↓

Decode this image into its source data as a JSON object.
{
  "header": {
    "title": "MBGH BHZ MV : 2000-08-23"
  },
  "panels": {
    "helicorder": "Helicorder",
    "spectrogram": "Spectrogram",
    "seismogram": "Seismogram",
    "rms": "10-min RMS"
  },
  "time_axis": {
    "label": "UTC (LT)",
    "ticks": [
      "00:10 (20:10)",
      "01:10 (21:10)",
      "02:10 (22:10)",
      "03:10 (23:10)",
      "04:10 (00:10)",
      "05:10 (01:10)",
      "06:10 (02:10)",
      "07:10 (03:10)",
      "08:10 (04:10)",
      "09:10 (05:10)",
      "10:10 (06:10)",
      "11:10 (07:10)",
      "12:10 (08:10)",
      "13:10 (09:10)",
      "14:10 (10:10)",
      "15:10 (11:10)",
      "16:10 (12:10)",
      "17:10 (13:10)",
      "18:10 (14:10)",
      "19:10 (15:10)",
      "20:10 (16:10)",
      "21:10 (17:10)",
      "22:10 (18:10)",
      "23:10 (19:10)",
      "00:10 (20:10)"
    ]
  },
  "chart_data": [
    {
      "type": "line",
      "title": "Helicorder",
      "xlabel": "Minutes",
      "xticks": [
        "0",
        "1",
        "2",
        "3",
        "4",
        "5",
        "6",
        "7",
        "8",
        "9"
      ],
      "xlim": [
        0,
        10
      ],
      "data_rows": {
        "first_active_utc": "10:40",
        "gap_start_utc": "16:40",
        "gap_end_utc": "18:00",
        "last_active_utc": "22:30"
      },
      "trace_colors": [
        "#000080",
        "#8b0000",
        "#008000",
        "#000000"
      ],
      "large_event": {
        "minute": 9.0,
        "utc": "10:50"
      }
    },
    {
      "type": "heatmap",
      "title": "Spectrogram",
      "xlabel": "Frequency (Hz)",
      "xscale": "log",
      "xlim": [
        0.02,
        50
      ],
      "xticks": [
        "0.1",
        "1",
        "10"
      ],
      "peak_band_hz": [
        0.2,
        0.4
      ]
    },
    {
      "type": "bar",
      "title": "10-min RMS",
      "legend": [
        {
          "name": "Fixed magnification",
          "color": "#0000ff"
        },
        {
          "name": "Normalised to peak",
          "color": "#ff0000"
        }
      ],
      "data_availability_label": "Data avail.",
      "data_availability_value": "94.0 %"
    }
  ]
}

↑
↓

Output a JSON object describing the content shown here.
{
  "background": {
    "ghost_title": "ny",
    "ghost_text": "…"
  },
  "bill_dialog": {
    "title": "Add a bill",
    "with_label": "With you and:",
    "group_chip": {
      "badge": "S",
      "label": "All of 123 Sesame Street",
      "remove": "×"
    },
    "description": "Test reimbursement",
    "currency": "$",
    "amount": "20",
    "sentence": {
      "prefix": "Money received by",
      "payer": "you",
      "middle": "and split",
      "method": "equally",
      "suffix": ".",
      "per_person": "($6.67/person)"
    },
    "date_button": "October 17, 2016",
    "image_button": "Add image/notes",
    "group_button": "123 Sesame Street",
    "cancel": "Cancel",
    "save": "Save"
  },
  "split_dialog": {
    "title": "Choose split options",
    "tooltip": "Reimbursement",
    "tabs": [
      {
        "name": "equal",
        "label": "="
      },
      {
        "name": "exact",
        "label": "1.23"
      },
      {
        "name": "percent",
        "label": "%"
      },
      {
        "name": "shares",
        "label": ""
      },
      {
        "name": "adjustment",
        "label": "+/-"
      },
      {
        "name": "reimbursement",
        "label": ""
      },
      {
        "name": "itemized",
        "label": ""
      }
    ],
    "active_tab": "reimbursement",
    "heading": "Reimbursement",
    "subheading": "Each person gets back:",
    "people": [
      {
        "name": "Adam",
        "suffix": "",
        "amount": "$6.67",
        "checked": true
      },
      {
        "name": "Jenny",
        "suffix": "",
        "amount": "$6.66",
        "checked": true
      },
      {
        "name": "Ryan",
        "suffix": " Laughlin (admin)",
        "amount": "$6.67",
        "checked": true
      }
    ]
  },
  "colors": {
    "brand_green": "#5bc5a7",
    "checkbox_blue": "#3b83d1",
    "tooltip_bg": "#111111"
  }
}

↑
↓

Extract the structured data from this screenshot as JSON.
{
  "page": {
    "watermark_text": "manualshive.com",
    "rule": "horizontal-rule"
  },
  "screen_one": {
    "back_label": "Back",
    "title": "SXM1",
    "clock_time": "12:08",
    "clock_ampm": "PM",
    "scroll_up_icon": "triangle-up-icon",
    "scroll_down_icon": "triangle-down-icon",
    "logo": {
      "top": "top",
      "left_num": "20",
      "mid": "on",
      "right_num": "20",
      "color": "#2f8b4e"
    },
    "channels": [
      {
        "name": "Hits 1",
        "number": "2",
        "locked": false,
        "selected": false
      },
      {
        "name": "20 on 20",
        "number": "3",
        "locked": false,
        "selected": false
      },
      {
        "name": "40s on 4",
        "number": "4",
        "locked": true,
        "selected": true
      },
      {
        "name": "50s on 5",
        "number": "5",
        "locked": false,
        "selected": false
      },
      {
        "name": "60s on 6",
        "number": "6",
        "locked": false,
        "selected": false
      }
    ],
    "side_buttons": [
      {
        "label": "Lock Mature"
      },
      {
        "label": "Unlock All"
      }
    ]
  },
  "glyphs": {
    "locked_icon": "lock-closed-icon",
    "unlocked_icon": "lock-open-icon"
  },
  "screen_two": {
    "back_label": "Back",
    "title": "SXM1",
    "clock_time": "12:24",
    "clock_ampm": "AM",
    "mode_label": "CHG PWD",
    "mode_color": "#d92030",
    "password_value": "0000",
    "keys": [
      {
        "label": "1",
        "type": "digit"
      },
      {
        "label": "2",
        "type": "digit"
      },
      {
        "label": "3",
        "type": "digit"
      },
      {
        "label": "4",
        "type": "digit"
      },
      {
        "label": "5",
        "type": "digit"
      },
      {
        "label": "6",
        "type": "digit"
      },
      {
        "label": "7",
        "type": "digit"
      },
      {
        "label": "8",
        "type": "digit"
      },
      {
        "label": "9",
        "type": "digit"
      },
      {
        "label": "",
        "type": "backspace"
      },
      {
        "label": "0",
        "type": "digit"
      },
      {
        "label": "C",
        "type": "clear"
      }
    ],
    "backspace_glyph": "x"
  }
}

↑

§ INSTRUCTIONS FOR THE TASK:
Search the data for "person" and list every line in which it occurs.

§ ANSWER FOR THIS EXERCISE:
      "per_person": "($6.67/person)"
    "subheading": "Each person gets back:",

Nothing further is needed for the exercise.